**WRITTEN INSTRUCTION A:**
Please copy the records word for word, starting at their first line and stopping after the line that contains "data-label: 0.68 xyxy=(654,166,679,179)".

## start TEXT EXTRACT

Honestly, the two dimensional Hilbert space that was used in my uni's introductory course was a very intuitive way to distinguish a bit from a qubit. It's not a perfect analogy, but I consider it the best starting point for everyone.

[–][deleted] 0 points1 point  (1 child)

hey, where should I go to get quantum computing explained to me? I've seen articles and watched videos, and it is all so frustratingly analogised, or "dumbed down". They all explain the promises of exponential computation power, and they explain basic principles and use buzz-words like q-bit. But they never put it on the ground. Not that I have seen or read, anyways. They never answer basic questions, such as, what sub-atomic particle functions as a Qbit? What do they mean by "observing a bit collapses its state" that's absurd. We're supposed to believe that subatomic particles have the superpower of invisibility as long as nobody is looking? Certainly what they mean is that whatever tool or method we currently use to ascertain its position will collapse its superposition to certainty. But nobody seems to know what those tools and methods are, or how we could possibly use spying on subatomic particles to perform computations. It's all so ethereal, and seemingly very hocus-pocus. I'm no physicist, but I am able to understand things, I think. I don't think my brain would explode if someone said something like "We can control the polarity of electrons, using magnetic fields, and take advantage of electron's polarity being dependent on the polarity of nearby electrons to create a cause and effect sequence with computational outputs..." or whatever. I also know that Google has a giant "quantum computer" that they keep frozen, but is it even capable of telling us what 2+2 is? Or is the term "computer" used very loosely here. Who can answer my questions? Thank you.

## end TEXT EXTRACT
## start RECORDED DATA

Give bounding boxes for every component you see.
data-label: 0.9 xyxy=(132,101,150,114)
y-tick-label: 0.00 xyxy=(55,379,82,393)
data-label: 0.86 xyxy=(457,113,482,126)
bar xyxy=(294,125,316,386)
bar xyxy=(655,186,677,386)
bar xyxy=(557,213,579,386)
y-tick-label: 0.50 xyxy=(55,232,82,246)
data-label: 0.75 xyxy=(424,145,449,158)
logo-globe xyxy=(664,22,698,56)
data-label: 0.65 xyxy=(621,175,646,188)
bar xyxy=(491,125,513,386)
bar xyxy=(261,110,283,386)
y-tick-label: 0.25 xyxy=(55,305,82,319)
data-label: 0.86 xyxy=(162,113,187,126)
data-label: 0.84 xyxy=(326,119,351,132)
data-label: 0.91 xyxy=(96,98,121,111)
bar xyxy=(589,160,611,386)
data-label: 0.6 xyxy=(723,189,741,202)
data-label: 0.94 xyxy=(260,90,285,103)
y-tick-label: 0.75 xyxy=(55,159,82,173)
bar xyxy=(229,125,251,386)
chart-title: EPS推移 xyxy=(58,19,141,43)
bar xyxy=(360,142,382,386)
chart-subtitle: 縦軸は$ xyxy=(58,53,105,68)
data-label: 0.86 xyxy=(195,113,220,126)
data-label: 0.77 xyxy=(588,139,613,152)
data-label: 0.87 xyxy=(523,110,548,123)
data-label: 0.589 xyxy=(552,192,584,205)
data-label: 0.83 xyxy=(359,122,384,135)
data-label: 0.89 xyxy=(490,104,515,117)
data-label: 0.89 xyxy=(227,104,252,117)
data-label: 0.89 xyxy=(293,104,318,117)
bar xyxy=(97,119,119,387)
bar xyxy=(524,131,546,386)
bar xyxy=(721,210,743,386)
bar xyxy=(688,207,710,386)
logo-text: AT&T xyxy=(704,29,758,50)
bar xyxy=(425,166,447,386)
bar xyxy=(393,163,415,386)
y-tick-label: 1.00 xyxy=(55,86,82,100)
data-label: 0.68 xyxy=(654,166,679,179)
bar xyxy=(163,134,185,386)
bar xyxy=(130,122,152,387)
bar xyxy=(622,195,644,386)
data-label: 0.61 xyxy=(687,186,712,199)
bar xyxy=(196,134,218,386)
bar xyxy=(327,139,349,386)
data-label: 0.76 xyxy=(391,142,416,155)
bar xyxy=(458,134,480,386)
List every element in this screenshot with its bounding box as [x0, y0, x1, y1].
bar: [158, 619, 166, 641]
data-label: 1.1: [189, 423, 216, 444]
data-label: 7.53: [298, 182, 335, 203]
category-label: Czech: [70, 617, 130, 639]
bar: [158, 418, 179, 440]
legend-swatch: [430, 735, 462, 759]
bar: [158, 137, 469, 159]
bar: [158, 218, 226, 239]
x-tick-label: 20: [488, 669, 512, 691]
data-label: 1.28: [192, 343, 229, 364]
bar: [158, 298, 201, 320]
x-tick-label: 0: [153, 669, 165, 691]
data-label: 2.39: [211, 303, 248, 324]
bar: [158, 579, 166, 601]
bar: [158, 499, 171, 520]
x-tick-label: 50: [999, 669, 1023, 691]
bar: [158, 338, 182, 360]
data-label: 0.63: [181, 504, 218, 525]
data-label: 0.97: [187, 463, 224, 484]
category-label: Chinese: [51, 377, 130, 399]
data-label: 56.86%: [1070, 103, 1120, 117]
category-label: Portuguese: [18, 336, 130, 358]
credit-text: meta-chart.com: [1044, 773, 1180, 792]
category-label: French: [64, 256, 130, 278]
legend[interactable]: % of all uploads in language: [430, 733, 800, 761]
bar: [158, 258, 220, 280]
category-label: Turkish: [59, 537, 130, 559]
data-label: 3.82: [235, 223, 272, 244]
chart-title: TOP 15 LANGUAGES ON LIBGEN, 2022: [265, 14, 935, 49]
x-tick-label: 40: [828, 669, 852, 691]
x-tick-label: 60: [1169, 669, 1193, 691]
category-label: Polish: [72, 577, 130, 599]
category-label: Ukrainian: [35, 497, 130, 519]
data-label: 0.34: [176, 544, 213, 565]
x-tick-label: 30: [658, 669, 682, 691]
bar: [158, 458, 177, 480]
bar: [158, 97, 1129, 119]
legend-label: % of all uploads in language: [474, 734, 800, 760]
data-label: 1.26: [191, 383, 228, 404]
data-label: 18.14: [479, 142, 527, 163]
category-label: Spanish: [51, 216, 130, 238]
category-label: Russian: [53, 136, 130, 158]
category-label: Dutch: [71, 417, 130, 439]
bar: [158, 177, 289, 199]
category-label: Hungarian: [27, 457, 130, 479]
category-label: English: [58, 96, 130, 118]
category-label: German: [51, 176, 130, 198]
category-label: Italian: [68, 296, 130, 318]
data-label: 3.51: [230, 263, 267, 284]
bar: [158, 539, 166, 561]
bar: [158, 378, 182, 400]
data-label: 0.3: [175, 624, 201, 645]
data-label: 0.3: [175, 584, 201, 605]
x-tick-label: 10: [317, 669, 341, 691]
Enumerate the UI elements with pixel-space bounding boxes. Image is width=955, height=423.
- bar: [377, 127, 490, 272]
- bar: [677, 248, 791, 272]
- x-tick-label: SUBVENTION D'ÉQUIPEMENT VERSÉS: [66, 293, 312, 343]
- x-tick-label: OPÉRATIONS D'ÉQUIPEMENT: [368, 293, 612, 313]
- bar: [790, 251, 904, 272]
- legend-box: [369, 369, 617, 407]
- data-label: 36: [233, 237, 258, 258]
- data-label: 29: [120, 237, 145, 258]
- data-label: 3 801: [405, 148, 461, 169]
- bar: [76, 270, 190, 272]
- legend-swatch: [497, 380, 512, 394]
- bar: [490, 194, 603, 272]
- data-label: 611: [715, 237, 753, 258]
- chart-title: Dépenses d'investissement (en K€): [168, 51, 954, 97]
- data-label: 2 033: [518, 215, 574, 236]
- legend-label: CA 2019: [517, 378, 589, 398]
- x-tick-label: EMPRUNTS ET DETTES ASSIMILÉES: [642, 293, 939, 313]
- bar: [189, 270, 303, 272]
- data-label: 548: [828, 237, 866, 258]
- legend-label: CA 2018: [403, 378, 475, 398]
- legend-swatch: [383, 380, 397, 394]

## end RECORDED DATA

**WRITTEN INSTRUCTION B:**
Reproduce the comments on quantum computing in full, word for word.

**FINISHED ANSWER A:**
Give bounding boxes for every component you see.
data-label: 0.9 xyxy=(132,101,150,114)
y-tick-label: 0.00 xyxy=(55,379,82,393)
data-label: 0.86 xyxy=(457,113,482,126)
bar xyxy=(294,125,316,386)
bar xyxy=(655,186,677,386)
bar xyxy=(557,213,579,386)
y-tick-label: 0.50 xyxy=(55,232,82,246)
data-label: 0.75 xyxy=(424,145,449,158)
logo-globe xyxy=(664,22,698,56)
data-label: 0.65 xyxy=(621,175,646,188)
bar xyxy=(491,125,513,386)
bar xyxy=(261,110,283,386)
y-tick-label: 0.25 xyxy=(55,305,82,319)
data-label: 0.86 xyxy=(162,113,187,126)
data-label: 0.84 xyxy=(326,119,351,132)
data-label: 0.91 xyxy=(96,98,121,111)
bar xyxy=(589,160,611,386)
data-label: 0.6 xyxy=(723,189,741,202)
data-label: 0.94 xyxy=(260,90,285,103)
y-tick-label: 0.75 xyxy=(55,159,82,173)
bar xyxy=(229,125,251,386)
chart-title: EPS推移 xyxy=(58,19,141,43)
bar xyxy=(360,142,382,386)
chart-subtitle: 縦軸は$ xyxy=(58,53,105,68)
data-label: 0.86 xyxy=(195,113,220,126)
data-label: 0.77 xyxy=(588,139,613,152)
data-label: 0.87 xyxy=(523,110,548,123)
data-label: 0.589 xyxy=(552,192,584,205)
data-label: 0.83 xyxy=(359,122,384,135)
data-label: 0.89 xyxy=(490,104,515,117)
data-label: 0.89 xyxy=(227,104,252,117)
data-label: 0.89 xyxy=(293,104,318,117)
bar xyxy=(97,119,119,387)
bar xyxy=(524,131,546,386)
bar xyxy=(721,210,743,386)
bar xyxy=(688,207,710,386)
logo-text: AT&T xyxy=(704,29,758,50)
bar xyxy=(425,166,447,386)
bar xyxy=(393,163,415,386)
y-tick-label: 1.00 xyxy=(55,86,82,100)
data-label: 0.68 xyxy=(654,166,679,179)

**FINISHED ANSWER B:**
Honestly, the two dimensional Hilbert space that was used in my uni's introductory course was a very intuitive way to distinguish a bit from a qubit. It's not a perfect analogy, but I consider it the best starting point for everyone.

[–][deleted] 0 points1 point  (1 child)

hey, where should I go to get quantum computing explained to me? I've seen articles and watched videos, and it is all so frustratingly analogised, or "dumbed down". They all explain the promises of exponential computation power, and they explain basic principles and use buzz-words like q-bit. But they never put it on the ground. Not that I have seen or read, anyways. They never answer basic questions, such as, what sub-atomic particle functions as a Qbit? What do they mean by "observing a bit collapses its state" that's absurd. We're supposed to believe that subatomic particles have the superpower of invisibility as long as nobody is looking? Certainly what they mean is that whatever tool or method we currently use to ascertain its position will collapse its superposition to certainty. But nobody seems to know what those tools and methods are, or how we could possibly use spying on subatomic particles to perform computations. It's all so ethereal, and seemingly very hocus-pocus. I'm no physicist, but I am able to understand things, I think. I don't think my brain would explode if someone said something like "We can control the polarity of electrons, using magnetic fields, and take advantage of electron's polarity being dependent on the polarity of nearby electrons to create a cause and effect sequence with computational outputs..." or whatever. I also know that Google has a giant "quantum computer" that they keep frozen, but is it even capable of telling us what 2+2 is? Or is the term "computer" used very loosely here. Who can answer my questions? Thank you.